● What you are asked to do
Look through the records that follow. Copy every line containing the word "help".

● Given information
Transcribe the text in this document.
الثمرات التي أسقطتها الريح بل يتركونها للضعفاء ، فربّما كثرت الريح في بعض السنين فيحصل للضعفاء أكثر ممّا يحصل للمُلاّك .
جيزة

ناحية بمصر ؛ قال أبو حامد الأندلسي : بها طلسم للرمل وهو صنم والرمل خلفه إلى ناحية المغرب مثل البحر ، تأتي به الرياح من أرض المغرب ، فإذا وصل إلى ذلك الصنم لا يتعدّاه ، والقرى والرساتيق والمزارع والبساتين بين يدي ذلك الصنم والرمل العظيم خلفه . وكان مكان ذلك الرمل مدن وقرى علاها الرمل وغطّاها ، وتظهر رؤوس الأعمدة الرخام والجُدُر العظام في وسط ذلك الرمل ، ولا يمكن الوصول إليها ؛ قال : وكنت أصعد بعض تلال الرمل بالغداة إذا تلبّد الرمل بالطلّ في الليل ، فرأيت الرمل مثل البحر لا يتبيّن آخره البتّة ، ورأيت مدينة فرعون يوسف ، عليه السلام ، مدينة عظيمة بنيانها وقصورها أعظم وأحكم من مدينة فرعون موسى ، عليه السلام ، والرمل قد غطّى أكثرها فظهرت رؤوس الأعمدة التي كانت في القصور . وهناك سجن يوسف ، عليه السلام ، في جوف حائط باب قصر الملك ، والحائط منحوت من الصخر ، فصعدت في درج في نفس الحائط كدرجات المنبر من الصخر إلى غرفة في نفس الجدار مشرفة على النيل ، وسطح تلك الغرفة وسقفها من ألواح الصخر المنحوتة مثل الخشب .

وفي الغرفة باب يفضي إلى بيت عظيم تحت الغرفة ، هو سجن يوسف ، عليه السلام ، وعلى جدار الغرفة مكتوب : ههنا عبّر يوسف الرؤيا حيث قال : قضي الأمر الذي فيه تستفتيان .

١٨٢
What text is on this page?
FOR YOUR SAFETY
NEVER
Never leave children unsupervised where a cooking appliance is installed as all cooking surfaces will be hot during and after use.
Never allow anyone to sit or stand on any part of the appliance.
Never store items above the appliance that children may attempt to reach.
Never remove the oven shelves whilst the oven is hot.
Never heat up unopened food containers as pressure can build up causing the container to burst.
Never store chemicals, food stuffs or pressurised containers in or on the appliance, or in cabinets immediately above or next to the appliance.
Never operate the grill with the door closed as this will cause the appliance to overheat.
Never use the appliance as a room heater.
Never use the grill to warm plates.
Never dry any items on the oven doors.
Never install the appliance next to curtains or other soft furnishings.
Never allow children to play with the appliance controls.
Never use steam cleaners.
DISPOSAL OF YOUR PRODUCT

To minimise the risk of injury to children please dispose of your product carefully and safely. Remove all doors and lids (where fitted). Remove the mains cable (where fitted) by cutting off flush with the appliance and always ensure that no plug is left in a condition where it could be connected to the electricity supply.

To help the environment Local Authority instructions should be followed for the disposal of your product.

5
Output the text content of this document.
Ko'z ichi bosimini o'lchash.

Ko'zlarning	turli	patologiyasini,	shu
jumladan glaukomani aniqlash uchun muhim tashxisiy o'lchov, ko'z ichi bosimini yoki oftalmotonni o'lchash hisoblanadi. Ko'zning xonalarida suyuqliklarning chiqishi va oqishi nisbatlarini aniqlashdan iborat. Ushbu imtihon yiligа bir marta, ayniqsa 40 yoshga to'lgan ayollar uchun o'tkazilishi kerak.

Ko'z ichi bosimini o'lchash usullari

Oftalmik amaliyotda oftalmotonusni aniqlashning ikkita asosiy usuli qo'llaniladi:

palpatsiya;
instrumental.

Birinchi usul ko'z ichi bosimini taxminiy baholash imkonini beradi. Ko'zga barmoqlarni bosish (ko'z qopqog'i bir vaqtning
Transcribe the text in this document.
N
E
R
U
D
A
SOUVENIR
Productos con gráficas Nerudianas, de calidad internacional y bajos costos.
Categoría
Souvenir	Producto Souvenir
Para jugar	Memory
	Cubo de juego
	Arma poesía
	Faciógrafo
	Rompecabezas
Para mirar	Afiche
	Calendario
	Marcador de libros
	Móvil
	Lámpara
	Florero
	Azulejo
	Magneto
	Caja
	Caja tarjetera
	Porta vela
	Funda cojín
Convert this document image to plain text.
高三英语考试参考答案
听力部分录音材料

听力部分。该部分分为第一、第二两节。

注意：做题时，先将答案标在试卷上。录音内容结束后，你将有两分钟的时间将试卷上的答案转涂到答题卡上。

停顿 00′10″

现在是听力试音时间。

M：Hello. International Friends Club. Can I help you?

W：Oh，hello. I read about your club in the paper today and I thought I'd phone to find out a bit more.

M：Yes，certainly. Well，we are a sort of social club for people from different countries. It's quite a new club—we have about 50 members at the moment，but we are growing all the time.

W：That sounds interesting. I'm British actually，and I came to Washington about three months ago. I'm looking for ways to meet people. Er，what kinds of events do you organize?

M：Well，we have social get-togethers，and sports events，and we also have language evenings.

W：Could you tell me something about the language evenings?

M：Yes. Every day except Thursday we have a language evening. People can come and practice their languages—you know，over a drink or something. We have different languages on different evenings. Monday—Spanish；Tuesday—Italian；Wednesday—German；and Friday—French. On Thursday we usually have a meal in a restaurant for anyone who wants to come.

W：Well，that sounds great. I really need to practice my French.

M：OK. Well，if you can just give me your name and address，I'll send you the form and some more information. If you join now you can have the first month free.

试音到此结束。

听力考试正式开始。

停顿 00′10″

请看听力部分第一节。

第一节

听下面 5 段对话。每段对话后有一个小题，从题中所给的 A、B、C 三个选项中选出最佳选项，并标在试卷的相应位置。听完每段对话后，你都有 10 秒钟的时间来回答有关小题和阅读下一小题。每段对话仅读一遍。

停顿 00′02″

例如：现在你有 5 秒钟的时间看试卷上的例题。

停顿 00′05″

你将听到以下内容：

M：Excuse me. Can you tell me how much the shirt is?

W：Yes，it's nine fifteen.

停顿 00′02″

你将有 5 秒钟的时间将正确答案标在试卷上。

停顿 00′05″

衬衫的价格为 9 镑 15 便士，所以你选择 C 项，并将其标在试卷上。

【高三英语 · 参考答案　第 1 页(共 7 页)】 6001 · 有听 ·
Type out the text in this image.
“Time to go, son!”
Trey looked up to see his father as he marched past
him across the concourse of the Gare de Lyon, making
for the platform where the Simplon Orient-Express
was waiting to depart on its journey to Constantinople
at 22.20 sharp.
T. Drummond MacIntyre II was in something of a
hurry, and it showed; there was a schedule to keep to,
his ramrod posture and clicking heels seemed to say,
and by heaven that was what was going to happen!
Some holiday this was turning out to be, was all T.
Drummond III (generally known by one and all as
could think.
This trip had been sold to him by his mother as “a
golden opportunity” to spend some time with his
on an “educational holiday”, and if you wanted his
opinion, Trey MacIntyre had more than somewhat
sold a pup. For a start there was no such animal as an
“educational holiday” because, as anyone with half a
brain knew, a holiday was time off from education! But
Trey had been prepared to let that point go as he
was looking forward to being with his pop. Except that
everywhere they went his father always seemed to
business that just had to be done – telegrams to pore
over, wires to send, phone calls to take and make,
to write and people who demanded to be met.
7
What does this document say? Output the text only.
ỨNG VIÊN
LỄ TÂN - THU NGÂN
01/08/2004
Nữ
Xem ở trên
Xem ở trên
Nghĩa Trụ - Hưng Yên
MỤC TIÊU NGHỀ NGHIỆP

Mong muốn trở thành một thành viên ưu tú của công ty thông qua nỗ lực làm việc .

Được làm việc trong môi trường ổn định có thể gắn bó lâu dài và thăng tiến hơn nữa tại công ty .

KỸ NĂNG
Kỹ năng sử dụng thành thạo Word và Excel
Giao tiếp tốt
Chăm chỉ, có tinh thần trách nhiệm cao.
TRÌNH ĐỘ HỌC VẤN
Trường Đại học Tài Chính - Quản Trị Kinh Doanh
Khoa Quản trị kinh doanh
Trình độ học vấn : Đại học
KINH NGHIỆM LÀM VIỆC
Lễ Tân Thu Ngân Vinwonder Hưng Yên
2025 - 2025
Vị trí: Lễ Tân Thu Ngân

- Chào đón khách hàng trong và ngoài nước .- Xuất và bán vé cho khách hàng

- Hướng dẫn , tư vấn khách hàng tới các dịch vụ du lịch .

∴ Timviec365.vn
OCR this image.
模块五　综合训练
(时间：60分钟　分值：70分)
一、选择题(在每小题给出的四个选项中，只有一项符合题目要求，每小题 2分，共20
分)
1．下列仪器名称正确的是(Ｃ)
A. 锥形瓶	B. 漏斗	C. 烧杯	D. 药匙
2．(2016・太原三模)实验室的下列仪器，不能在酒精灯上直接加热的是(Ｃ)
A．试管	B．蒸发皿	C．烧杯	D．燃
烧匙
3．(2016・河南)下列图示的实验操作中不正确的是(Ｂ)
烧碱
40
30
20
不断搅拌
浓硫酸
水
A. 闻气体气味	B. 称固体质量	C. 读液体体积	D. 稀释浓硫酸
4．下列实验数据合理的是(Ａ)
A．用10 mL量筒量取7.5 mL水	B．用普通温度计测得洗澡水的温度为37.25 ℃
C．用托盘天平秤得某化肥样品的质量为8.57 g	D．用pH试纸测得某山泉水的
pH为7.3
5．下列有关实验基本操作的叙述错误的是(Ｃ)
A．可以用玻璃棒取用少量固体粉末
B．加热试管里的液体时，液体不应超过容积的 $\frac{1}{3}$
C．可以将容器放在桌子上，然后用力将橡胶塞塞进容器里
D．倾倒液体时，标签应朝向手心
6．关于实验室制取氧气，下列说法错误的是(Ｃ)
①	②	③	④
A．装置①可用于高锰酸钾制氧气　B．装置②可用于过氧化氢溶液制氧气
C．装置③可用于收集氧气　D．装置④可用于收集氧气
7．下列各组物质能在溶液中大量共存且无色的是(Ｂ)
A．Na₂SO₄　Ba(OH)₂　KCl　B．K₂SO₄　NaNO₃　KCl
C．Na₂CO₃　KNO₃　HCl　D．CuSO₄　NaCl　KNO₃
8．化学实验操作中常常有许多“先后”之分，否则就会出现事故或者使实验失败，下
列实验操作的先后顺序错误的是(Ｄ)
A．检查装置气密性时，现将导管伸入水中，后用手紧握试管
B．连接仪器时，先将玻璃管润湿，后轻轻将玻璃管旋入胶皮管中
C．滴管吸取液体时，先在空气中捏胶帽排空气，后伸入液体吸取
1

● Response to the exercise
To help the environment Local Authority instructions should be followed for the disposal of your product.
M：Hello. International Friends Club. Can I help you?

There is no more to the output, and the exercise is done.